*PROBLEM REQUIREMENTS:*
Lines that hold the string "الليث" are to be counted; give only their number.

*EXERCISE INPUT:*
----
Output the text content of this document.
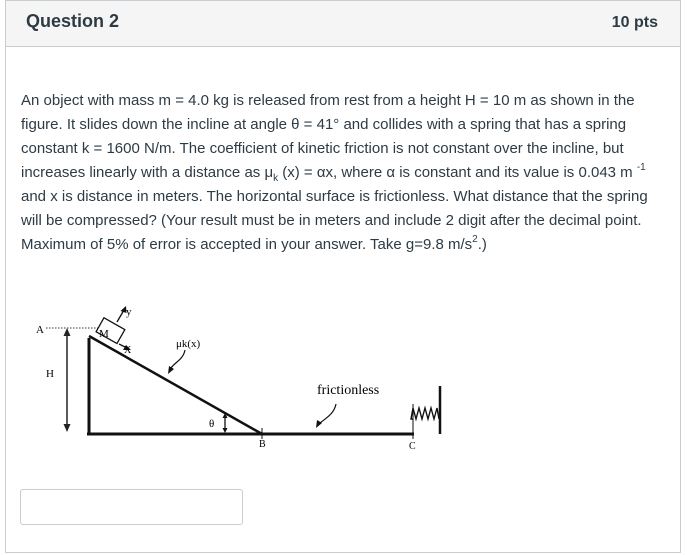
Question 2	10 pts
An object with mass m = 4.0 kg is released from rest from a height H = 10 m as shown in the figure. It slides down the incline at angle θ = 41° and collides with a spring that has a spring constant k = 1600 N/m. The coefficient of kinetic friction is not constant over the incline, but increases linearly with a distance as $\mu_k$ (x) = αx, where α is constant and its value is 0.043 m $^{-1}$ and x is distance in meters. The horizontal surface is frictionless. What distance that the spring will be compressed? (Your result must be in meters and include 2 digit after the decimal point. Maximum of 5% of error is accepted in your answer. Take g=9.8 $m/s^2$.)
A
H
M
y
X
μk(x)
θ
B
frictionless
C
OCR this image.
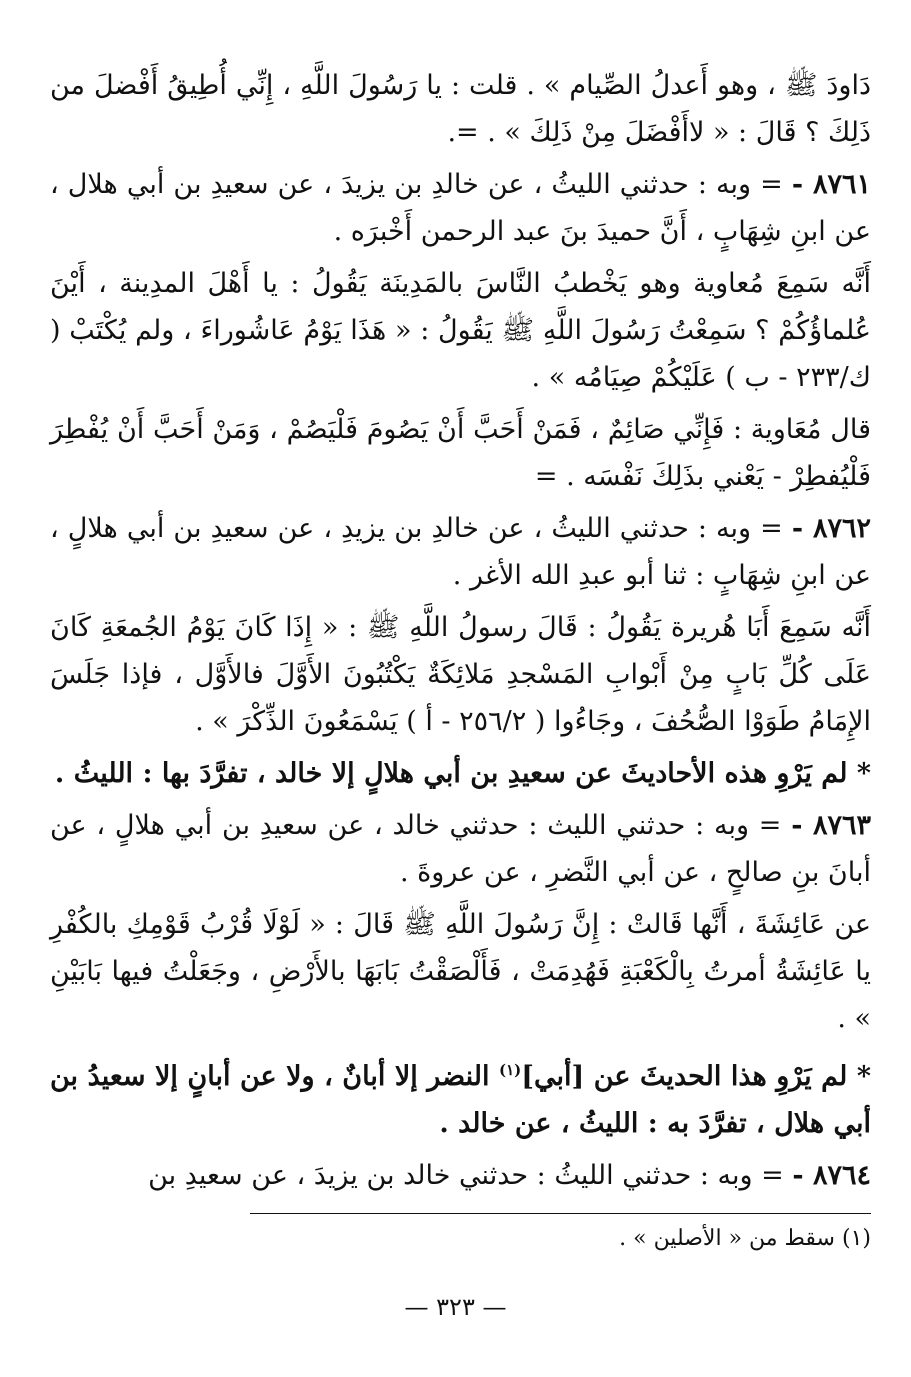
دَاودَ ﷺ ، وهو أَعدلُ الصِّيام » . قلت : يا رَسُولَ اللَّهِ ، إِنِّي أُطِيقُ أَفْضلَ من ذَلِكَ ؟ قَالَ : « لاأَفْضَلَ مِنْ ذَلِكَ » . =.

٨٧٦١ - = وبه : حدثني الليثُ ، عن خالدِ بن يزيدَ ، عن سعيدِ بن أبي هلال ، عن ابنِ شِهَابٍ ، أَنَّ حميدَ بنَ عبد الرحمن أَخْبرَه .

أَنَّه سَمِعَ مُعاوية وهو يَخْطبُ النَّاسَ بالمَدِينَة يَقُولُ : يا أَهْلَ المدِينة ، أَيْنَ عُلماؤُكُمْ ؟ سَمِعْتُ رَسُولَ اللَّهِ ﷺ يَقُولُ : « هَذَا يَوْمُ عَاشُوراءَ ، ولم يُكْتَبْ ( ك/٢٣٣ - ب ) عَلَيْكُمْ صِيَامُه » .

قال مُعَاوية : فَإِنِّي صَائِمٌ ، فَمَنْ أَحَبَّ أَنْ يَصُومَ فَلْيَصُمْ ، وَمَنْ أَحَبَّ أَنْ يُفْطِرَ فَلْيُفطِرْ - يَعْني بذَلِكَ نَفْسَه . =

٨٧٦٢ - = وبه : حدثني الليثُ ، عن خالدِ بن يزيدِ ، عن سعيدِ بن أبي هلالٍ ، عن ابنِ شِهَابٍ : ثنا أبو عبدِ الله الأغر .

أَنَّه سَمِعَ أَبَا هُريرة يَقُولُ : قَالَ رسولُ اللَّهِ ﷺ : « إِذَا كَانَ يَوْمُ الجُمعَةِ كَانَ عَلَى كُلِّ بَابٍ مِنْ أَبْوابِ المَسْجدِ مَلائِكَةٌ يَكْتُبُونَ الأَوَّلَ فالأَوَّل ، فإذا جَلَسَ الإِمَامُ طَوَوْا الصُّحُفَ ، وجَاءُوا ( ٢٥٦/٢ - أ ) يَسْمَعُونَ الذِّكْرَ » .

* لم يَرْوِ هذه الأحاديثَ عن سعيدِ بن أبي هلالٍ إلا خالد ، تفرَّدَ بها : الليثُ .

٨٧٦٣ - = وبه : حدثني الليث : حدثني خالد ، عن سعيدِ بن أبي هلالٍ ، عن أبانَ بنِ صالحٍ ، عن أبي النَّضرِ ، عن عروةَ .

عن عَائِشَةَ ، أَنَّها قَالتْ : إِنَّ رَسُولَ اللَّهِ ﷺ قَالَ : « لَوْلَا قُرْبُ قَوْمِكِ بالكُفْرِ يا عَائِشَةُ أمرتُ بِالْكَعْبَةِ فَهُدِمَتْ ، فَأَلْصَقْتُ بَابَهَا بالأَرْضِ ، وجَعَلْتُ فيها بَابَيْنِ » .

* لم يَرْوِ هذا الحديثَ عن [أبي]$^{(١)}$ النضر إلا أبانٌ ، ولا عن أبانٍ إلا سعيدُ بن أبي هلال ، تفرَّدَ به : الليثُ ، عن خالد .

٨٧٦٤ - = وبه : حدثني الليثُ : حدثني خالد بن يزيدَ ، عن سعيدِ بن

(١) سقط من « الأصلين » .
— ٣٢٣ —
----
*ANSWER TO THIS PROBLEM:*
6